start

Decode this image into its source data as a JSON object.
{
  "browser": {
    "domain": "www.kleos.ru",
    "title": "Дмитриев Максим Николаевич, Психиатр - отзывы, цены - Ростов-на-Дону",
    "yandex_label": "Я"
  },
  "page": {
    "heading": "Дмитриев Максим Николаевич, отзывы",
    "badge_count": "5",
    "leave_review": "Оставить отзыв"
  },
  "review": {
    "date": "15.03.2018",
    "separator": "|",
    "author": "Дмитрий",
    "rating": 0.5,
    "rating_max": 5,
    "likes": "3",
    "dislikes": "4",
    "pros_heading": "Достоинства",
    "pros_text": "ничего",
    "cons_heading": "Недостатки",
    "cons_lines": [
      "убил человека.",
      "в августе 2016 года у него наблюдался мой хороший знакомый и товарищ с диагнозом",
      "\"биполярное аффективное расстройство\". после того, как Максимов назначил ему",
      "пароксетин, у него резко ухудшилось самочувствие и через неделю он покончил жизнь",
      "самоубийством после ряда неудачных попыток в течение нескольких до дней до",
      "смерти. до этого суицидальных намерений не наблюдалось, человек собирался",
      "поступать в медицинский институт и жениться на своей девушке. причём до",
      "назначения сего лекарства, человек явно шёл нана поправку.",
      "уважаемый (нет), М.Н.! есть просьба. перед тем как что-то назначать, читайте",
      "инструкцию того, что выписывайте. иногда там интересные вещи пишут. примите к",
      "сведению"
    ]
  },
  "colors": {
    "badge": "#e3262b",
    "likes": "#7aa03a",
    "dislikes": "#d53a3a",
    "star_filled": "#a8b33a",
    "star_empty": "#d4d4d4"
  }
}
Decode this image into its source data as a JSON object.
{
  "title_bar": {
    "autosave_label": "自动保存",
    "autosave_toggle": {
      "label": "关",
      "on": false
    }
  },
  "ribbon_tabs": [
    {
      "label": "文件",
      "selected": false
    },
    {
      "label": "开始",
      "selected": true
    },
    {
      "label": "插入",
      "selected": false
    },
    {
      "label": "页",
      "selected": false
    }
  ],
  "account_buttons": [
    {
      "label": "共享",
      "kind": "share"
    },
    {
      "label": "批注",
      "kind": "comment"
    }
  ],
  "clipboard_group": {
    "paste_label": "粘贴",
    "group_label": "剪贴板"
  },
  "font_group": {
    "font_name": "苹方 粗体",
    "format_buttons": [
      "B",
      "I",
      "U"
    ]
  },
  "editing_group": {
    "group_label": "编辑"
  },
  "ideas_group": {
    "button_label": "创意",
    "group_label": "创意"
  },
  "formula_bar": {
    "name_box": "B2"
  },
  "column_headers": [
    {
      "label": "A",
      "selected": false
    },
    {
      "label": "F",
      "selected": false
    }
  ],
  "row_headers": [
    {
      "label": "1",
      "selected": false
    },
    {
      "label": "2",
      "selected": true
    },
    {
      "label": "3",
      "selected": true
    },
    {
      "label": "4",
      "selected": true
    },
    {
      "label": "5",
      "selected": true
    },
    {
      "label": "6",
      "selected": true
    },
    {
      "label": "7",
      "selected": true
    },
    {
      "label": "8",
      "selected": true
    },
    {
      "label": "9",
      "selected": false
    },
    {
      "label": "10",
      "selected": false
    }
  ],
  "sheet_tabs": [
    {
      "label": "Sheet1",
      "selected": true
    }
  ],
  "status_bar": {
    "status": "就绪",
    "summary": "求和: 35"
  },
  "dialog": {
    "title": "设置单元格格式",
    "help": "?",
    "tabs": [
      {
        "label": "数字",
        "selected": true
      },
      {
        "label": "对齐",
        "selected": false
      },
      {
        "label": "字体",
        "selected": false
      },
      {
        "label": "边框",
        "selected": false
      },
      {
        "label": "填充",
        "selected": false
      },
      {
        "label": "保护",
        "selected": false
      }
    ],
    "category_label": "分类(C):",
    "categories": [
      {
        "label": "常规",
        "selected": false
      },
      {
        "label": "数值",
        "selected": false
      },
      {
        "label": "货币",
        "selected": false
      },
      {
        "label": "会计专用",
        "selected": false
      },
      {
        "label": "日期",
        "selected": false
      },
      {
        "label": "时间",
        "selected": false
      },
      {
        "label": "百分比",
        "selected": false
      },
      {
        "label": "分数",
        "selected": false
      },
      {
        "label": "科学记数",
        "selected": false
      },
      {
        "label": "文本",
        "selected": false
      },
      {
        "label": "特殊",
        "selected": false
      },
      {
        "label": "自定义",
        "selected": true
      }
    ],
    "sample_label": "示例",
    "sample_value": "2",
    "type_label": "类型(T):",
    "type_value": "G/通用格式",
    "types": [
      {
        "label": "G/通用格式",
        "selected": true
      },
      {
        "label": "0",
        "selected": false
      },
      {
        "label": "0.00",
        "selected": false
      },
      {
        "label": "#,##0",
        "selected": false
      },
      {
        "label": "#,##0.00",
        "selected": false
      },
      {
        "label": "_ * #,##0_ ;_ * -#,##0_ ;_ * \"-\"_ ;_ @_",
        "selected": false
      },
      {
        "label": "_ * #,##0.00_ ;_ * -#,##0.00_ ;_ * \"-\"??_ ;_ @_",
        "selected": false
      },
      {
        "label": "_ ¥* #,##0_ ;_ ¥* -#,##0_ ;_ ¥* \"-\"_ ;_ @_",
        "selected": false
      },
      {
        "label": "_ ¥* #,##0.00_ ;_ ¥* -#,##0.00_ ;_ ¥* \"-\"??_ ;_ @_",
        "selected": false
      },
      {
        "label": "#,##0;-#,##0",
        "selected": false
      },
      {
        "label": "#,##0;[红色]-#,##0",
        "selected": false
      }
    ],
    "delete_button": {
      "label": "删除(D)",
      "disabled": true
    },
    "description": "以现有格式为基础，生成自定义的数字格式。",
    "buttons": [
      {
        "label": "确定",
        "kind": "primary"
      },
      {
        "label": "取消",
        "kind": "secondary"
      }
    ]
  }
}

end

▶ [What the task requires]: Write out the whole listing exactly.

▶ [Output for this exercise]:
Decode this image into its source data as a JSON object.
{
  "browser": {
    "domain": "www.kleos.ru",
    "title": "Дмитриев Максим Николаевич, Психиатр - отзывы, цены - Ростов-на-Дону",
    "yandex_label": "Я"
  },
  "page": {
    "heading": "Дмитриев Максим Николаевич, отзывы",
    "badge_count": "5",
    "leave_review": "Оставить отзыв"
  },
  "review": {
    "date": "15.03.2018",
    "separator": "|",
    "author": "Дмитрий",
    "rating": 0.5,
    "rating_max": 5,
    "likes": "3",
    "dislikes": "4",
    "pros_heading": "Достоинства",
    "pros_text": "ничего",
    "cons_heading": "Недостатки",
    "cons_lines": [
      "убил человека.",
      "в августе 2016 года у него наблюдался мой хороший знакомый и товарищ с диагнозом",
      "\"биполярное аффективное расстройство\". после того, как Максимов назначил ему",
      "пароксетин, у него резко ухудшилось самочувствие и через неделю он покончил жизнь",
      "самоубийством после ряда неудачных попыток в течение нескольких до дней до",
      "смерти. до этого суицидальных намерений не наблюдалось, человек собирался",
      "поступать в медицинский институт и жениться на своей девушке. причём до",
      "назначения сего лекарства, человек явно шёл нана поправку.",
      "уважаемый (нет), М.Н.! есть просьба. перед тем как что-то назначать, читайте",
      "инструкцию того, что выписывайте. иногда там интересные вещи пишут. примите к",
      "сведению"
    ]
  },
  "colors": {
    "badge": "#e3262b",
    "likes": "#7aa03a",
    "dislikes": "#d53a3a",
    "star_filled": "#a8b33a",
    "star_empty": "#d4d4d4"
  }
}
Decode this image into its source data as a JSON object.
{
  "title_bar": {
    "autosave_label": "自动保存",
    "autosave_toggle": {
      "label": "关",
      "on": false
    }
  },
  "ribbon_tabs": [
    {
      "label": "文件",
      "selected": false
    },
    {
      "label": "开始",
      "selected": true
    },
    {
      "label": "插入",
      "selected": false
    },
    {
      "label": "页",
      "selected": false
    }
  ],
  "account_buttons": [
    {
      "label": "共享",
      "kind": "share"
    },
    {
      "label": "批注",
      "kind": "comment"
    }
  ],
  "clipboard_group": {
    "paste_label": "粘贴",
    "group_label": "剪贴板"
  },
  "font_group": {
    "font_name": "苹方 粗体",
    "format_buttons": [
      "B",
      "I",
      "U"
    ]
  },
  "editing_group": {
    "group_label": "编辑"
  },
  "ideas_group": {
    "button_label": "创意",
    "group_label": "创意"
  },
  "formula_bar": {
    "name_box": "B2"
  },
  "column_headers": [
    {
      "label": "A",
      "selected": false
    },
    {
      "label": "F",
      "selected": false
    }
  ],
  "row_headers": [
    {
      "label": "1",
      "selected": false
    },
    {
      "label": "2",
      "selected": true
    },
    {
      "label": "3",
      "selected": true
    },
    {
      "label": "4",
      "selected": true
    },
    {
      "label": "5",
      "selected": true
    },
    {
      "label": "6",
      "selected": true
    },
    {
      "label": "7",
      "selected": true
    },
    {
      "label": "8",
      "selected": true
    },
    {
      "label": "9",
      "selected": false
    },
    {
      "label": "10",
      "selected": false
    }
  ],
  "sheet_tabs": [
    {
      "label": "Sheet1",
      "selected": true
    }
  ],
  "status_bar": {
    "status": "就绪",
    "summary": "求和: 35"
  },
  "dialog": {
    "title": "设置单元格格式",
    "help": "?",
    "tabs": [
      {
        "label": "数字",
        "selected": true
      },
      {
        "label": "对齐",
        "selected": false
      },
      {
        "label": "字体",
        "selected": false
      },
      {
        "label": "边框",
        "selected": false
      },
      {
        "label": "填充",
        "selected": false
      },
      {
        "label": "保护",
        "selected": false
      }
    ],
    "category_label": "分类(C):",
    "categories": [
      {
        "label": "常规",
        "selected": false
      },
      {
        "label": "数值",
        "selected": false
      },
      {
        "label": "货币",
        "selected": false
      },
      {
        "label": "会计专用",
        "selected": false
      },
      {
        "label": "日期",
        "selected": false
      },
      {
        "label": "时间",
        "selected": false
      },
      {
        "label": "百分比",
        "selected": false
      },
      {
        "label": "分数",
        "selected": false
      },
      {
        "label": "科学记数",
        "selected": false
      },
      {
        "label": "文本",
        "selected": false
      },
      {
        "label": "特殊",
        "selected": false
      },
      {
        "label": "自定义",
        "selected": true
      }
    ],
    "sample_label": "示例",
    "sample_value": "2",
    "type_label": "类型(T):",
    "type_value": "G/通用格式",
    "types": [
      {
        "label": "G/通用格式",
        "selected": true
      },
      {
        "label": "0",
        "selected": false
      },
      {
        "label": "0.00",
        "selected": false
      },
      {
        "label": "#,##0",
        "selected": false
      },
      {
        "label": "#,##0.00",
        "selected": false
      },
      {
        "label": "_ * #,##0_ ;_ * -#,##0_ ;_ * \"-\"_ ;_ @_",
        "selected": false
      },
      {
        "label": "_ * #,##0.00_ ;_ * -#,##0.00_ ;_ * \"-\"??_ ;_ @_",
        "selected": false
      },
      {
        "label": "_ ¥* #,##0_ ;_ ¥* -#,##0_ ;_ ¥* \"-\"_ ;_ @_",
        "selected": false
      },
      {
        "label": "_ ¥* #,##0.00_ ;_ ¥* -#,##0.00_ ;_ ¥* \"-\"??_ ;_ @_",
        "selected": false
      },
      {
        "label": "#,##0;-#,##0",
        "selected": false
      },
      {
        "label": "#,##0;[红色]-#,##0",
        "selected": false
      }
    ],
    "delete_button": {
      "label": "删除(D)",
      "disabled": true
    },
    "description": "以现有格式为基础，生成自定义的数字格式。",
    "buttons": [
      {
        "label": "确定",
        "kind": "primary"
      },
      {
        "label": "取消",
        "kind": "secondary"
      }
    ]
  }
}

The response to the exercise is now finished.